(Dataset items)

------------------------------------------------------------------------

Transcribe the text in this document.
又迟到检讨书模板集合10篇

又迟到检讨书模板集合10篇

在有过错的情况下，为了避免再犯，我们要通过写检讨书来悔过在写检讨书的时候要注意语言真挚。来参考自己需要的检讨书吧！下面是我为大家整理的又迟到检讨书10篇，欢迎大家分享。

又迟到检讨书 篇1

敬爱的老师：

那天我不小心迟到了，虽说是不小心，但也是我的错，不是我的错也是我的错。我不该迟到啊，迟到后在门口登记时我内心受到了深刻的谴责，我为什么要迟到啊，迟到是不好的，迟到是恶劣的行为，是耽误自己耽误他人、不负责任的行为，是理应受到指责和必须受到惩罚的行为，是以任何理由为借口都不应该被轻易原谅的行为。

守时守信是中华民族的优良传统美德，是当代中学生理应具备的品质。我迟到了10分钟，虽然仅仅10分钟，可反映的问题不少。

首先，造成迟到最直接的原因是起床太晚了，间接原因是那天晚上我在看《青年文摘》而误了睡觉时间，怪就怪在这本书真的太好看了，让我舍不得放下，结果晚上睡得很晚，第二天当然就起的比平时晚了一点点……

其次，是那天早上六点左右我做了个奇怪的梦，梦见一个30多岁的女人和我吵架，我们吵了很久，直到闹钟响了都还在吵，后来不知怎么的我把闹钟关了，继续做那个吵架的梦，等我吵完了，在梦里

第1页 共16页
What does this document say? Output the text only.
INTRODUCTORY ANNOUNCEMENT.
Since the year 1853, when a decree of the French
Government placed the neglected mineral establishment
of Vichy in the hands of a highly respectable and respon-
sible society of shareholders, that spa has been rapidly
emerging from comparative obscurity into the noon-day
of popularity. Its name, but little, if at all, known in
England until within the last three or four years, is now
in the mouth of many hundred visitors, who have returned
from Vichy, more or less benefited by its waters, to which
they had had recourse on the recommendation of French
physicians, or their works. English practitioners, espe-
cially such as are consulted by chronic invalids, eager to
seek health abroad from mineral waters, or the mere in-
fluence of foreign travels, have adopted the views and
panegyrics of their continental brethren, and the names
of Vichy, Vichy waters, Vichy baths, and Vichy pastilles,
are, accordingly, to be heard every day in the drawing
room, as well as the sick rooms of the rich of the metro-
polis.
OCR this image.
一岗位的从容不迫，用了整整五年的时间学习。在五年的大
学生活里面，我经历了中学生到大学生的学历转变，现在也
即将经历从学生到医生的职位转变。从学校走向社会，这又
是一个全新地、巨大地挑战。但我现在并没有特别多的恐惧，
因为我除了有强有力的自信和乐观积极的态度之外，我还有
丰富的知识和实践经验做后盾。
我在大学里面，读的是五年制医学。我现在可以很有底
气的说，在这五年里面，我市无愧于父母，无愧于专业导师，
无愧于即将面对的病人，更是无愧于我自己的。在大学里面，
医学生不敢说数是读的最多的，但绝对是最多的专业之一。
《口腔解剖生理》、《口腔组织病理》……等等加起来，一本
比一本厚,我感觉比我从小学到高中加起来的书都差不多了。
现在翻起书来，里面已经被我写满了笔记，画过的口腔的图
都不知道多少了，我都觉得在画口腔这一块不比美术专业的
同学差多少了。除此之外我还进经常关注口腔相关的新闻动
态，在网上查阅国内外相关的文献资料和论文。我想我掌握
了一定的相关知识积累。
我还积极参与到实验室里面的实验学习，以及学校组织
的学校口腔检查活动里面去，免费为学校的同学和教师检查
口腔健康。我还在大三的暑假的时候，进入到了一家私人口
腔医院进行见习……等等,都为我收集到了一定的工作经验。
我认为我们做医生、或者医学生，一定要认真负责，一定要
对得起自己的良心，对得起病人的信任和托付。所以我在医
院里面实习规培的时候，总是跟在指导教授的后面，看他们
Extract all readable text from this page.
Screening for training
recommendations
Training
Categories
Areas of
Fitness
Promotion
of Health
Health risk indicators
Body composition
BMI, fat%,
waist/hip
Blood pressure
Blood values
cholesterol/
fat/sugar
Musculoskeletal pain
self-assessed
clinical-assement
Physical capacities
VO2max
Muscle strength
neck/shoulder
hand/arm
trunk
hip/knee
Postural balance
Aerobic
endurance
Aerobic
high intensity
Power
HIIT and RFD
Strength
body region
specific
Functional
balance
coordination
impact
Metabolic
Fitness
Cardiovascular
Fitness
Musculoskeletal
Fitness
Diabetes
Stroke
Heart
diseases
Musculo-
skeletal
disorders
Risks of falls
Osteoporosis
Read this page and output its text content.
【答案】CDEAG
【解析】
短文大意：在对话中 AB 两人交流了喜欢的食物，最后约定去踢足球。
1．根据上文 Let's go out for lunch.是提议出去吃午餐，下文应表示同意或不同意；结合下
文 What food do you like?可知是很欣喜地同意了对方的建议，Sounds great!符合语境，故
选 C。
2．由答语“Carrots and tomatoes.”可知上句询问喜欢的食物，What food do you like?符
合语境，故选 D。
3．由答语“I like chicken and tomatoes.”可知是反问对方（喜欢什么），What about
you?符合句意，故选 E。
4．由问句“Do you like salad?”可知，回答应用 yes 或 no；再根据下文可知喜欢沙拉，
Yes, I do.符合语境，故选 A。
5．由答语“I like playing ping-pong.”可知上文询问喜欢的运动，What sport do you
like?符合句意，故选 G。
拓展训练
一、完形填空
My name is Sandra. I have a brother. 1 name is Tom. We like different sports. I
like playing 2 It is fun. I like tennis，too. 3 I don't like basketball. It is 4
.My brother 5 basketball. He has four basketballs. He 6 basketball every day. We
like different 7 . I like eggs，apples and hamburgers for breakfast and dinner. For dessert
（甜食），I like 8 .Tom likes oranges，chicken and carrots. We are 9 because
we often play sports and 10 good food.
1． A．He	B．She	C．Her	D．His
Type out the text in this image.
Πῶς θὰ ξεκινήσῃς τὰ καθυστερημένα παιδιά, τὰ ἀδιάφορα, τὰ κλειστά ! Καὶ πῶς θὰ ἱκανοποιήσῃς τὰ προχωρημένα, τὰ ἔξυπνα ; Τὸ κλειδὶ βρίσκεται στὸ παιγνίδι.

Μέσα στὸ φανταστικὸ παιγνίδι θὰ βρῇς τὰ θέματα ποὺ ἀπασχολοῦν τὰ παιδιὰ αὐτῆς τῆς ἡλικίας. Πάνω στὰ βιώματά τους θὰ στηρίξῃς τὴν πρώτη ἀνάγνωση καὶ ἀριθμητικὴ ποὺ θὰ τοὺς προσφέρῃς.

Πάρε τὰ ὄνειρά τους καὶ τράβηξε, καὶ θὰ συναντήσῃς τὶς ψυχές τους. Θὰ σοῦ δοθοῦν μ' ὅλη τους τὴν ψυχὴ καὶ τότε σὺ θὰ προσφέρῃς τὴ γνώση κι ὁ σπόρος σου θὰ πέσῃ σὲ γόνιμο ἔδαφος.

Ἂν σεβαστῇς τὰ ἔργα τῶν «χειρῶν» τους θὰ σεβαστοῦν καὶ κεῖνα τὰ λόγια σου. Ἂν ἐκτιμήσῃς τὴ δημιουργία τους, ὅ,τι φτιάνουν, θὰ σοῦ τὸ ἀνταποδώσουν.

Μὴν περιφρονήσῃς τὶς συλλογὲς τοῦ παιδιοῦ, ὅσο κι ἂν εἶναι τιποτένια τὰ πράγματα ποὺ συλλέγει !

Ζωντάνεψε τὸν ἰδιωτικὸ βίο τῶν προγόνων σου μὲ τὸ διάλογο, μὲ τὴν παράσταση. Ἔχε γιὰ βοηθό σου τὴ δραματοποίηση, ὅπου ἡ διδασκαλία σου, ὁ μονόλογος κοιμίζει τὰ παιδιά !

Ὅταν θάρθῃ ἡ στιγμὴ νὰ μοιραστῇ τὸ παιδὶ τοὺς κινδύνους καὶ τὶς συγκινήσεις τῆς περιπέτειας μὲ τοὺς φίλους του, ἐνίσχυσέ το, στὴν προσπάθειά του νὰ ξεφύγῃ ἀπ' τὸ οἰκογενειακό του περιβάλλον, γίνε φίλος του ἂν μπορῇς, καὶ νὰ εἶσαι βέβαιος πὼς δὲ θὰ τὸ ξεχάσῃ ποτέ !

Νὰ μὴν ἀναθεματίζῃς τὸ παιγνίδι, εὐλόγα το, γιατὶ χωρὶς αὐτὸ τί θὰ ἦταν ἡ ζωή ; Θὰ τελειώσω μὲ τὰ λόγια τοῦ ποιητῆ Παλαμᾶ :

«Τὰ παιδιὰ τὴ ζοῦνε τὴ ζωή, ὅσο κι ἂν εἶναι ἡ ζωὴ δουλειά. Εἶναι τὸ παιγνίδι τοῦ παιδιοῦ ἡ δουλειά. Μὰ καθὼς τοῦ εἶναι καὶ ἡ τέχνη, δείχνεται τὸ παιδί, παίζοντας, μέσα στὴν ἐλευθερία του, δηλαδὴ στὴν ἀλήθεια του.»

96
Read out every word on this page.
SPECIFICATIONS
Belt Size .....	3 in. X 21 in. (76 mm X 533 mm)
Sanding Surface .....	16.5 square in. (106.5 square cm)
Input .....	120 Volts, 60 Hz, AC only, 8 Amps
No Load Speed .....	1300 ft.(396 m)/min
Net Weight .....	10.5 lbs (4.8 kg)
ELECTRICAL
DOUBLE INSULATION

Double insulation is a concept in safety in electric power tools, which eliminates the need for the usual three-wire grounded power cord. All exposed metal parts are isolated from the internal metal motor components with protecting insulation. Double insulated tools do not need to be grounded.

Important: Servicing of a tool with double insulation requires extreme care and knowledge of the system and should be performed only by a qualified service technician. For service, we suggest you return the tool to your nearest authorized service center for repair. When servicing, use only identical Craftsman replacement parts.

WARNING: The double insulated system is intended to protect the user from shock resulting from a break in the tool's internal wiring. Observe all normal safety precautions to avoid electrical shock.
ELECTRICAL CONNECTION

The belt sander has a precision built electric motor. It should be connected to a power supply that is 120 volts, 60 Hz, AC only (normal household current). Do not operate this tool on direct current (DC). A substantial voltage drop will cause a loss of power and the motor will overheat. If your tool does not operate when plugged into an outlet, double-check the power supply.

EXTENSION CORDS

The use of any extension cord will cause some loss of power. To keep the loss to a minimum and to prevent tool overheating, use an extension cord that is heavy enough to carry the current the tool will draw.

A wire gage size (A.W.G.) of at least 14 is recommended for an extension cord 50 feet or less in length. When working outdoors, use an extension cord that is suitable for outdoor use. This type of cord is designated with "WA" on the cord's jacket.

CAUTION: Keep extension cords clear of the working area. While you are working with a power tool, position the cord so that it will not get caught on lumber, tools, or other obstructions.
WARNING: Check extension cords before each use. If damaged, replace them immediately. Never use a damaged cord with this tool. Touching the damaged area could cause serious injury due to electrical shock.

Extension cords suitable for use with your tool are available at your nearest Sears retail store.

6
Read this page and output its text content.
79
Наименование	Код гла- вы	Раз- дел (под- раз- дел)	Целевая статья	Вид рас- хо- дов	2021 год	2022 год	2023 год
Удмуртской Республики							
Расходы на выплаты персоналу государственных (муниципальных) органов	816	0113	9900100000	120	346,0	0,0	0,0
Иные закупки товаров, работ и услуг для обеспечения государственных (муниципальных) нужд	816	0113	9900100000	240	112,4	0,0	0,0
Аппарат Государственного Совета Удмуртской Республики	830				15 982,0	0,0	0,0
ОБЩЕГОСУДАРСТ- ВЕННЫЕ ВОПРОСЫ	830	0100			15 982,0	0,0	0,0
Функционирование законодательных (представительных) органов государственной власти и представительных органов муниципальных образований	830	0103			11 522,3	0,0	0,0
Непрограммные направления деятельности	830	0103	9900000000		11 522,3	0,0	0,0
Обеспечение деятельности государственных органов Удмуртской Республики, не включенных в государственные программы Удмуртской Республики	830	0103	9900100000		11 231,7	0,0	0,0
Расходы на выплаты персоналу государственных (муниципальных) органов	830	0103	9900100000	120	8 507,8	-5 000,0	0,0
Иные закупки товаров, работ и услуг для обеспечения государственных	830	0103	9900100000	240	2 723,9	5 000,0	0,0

------------------------------------------------------------------------

- **DIRECTIONS**
Return each line in the records that holds the string "normal".

- **SOLUTION**
WARNING: The double insulated system is intended to protect the user from shock resulting from a break in the tool's internal wiring. Observe all normal safety precautions to avoid electrical shock.
The belt sander has a precision built electric motor. It should be connected to a power supply that is 120 volts, 60 Hz, AC only (normal household current). Do not operate this tool on direct current (DC). A substantial voltage drop will cause a loss of power and the motor will overheat. If your tool does not operate when plugged into an outlet, double-check the power supply.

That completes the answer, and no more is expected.